WHAT TO DO:
Copy out all lines with the word "grid" in them.

================

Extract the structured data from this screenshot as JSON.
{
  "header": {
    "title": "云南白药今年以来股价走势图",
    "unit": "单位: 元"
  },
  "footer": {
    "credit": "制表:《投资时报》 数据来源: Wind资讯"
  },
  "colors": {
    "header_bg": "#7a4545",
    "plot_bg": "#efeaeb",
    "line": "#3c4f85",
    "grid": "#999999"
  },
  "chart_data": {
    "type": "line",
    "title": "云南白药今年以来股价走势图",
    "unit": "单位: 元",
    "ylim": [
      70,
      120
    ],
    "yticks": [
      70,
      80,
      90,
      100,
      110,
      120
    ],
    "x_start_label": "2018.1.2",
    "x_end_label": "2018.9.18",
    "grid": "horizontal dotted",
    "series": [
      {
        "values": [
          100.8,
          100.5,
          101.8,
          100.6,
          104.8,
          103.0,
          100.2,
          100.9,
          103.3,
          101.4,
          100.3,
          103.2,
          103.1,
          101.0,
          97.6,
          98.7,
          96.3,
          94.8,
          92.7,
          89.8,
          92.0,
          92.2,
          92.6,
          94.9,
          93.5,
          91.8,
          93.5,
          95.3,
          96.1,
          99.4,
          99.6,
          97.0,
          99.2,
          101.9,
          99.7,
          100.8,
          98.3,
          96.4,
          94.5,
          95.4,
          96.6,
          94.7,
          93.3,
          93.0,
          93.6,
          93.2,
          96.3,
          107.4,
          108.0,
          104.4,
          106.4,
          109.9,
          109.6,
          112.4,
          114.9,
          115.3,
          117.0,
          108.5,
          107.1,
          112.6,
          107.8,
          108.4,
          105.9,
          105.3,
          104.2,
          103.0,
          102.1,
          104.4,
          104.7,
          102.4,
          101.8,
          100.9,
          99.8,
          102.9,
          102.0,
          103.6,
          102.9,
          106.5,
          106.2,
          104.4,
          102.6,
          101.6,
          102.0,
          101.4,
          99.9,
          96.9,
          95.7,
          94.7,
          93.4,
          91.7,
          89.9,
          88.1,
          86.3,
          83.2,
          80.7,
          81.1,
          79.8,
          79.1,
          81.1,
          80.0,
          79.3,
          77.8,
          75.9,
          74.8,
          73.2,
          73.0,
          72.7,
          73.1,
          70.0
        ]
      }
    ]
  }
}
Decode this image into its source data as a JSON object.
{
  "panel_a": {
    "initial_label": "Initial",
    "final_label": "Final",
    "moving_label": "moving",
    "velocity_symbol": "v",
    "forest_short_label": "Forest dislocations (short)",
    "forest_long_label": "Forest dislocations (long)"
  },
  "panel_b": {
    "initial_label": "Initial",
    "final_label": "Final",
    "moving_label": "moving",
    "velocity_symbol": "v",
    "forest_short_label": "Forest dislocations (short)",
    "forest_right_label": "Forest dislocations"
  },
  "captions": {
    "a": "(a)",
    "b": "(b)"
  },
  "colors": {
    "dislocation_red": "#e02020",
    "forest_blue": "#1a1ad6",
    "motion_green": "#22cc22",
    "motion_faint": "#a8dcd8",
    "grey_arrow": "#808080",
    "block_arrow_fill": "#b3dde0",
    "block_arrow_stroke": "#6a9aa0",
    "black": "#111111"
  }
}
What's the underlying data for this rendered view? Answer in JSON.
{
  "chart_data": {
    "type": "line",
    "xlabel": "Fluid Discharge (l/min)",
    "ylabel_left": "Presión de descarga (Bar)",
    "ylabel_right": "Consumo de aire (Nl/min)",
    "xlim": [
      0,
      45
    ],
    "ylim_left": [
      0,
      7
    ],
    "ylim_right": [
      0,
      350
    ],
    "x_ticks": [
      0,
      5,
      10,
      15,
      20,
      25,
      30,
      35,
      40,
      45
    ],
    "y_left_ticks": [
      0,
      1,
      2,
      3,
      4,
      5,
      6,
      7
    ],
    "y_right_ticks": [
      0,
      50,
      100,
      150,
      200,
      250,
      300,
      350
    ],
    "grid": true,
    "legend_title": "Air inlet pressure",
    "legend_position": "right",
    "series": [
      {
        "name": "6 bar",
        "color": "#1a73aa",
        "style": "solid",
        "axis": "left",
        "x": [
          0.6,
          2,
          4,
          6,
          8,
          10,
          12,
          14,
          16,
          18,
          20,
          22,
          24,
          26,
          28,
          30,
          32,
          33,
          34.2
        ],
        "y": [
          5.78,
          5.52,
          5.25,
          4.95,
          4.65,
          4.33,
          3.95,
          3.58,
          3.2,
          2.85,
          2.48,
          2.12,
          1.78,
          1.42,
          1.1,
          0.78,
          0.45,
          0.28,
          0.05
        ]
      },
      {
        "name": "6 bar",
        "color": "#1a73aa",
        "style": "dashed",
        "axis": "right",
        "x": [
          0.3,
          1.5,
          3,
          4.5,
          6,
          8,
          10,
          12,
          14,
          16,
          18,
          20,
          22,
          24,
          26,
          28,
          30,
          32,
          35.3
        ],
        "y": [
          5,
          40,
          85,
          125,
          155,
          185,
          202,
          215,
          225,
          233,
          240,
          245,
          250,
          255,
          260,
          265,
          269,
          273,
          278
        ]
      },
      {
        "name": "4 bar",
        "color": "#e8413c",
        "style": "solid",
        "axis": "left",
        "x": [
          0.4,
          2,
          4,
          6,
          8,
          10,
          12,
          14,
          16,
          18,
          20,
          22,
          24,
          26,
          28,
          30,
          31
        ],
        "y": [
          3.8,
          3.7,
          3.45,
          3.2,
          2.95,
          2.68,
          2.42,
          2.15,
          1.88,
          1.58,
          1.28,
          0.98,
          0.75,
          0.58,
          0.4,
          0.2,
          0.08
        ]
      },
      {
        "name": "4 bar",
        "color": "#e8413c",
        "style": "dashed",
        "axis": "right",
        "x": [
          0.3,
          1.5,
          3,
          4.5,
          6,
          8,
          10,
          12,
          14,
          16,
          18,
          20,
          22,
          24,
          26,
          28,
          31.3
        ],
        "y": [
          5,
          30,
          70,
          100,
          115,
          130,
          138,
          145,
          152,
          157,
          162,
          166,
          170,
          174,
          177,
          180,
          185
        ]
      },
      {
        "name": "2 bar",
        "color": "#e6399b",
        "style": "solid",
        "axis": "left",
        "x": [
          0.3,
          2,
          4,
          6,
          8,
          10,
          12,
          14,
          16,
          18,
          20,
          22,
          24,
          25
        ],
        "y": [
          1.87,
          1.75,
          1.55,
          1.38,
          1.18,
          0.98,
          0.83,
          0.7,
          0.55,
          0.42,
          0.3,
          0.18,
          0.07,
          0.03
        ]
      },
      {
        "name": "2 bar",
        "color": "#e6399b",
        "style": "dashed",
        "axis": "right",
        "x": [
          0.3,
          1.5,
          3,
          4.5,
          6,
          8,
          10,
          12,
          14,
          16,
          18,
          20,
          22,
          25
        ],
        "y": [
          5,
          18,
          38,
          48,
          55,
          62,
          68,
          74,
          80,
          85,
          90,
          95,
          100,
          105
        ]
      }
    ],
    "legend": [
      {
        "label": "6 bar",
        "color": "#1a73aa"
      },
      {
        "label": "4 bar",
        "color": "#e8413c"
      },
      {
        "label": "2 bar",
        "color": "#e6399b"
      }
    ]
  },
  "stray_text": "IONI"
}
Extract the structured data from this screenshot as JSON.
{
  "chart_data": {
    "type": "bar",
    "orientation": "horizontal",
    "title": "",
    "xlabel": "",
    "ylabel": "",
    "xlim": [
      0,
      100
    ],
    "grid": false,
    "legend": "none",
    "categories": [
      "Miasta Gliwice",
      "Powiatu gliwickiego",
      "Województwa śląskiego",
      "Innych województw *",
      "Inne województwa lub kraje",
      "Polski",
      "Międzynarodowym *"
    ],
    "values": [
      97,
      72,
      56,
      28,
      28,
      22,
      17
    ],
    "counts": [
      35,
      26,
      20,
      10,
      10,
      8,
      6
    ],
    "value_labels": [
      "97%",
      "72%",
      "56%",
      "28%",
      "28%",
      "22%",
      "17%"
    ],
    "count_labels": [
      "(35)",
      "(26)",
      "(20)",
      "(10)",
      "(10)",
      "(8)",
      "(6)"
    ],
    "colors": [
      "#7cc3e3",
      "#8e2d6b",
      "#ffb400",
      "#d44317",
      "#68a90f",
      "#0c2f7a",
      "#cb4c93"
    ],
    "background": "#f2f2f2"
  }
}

================

COMPLETE ANSWER:
    "grid": "#999999"
    "grid": "horizontal dotted",
    "grid": true,
    "grid": false,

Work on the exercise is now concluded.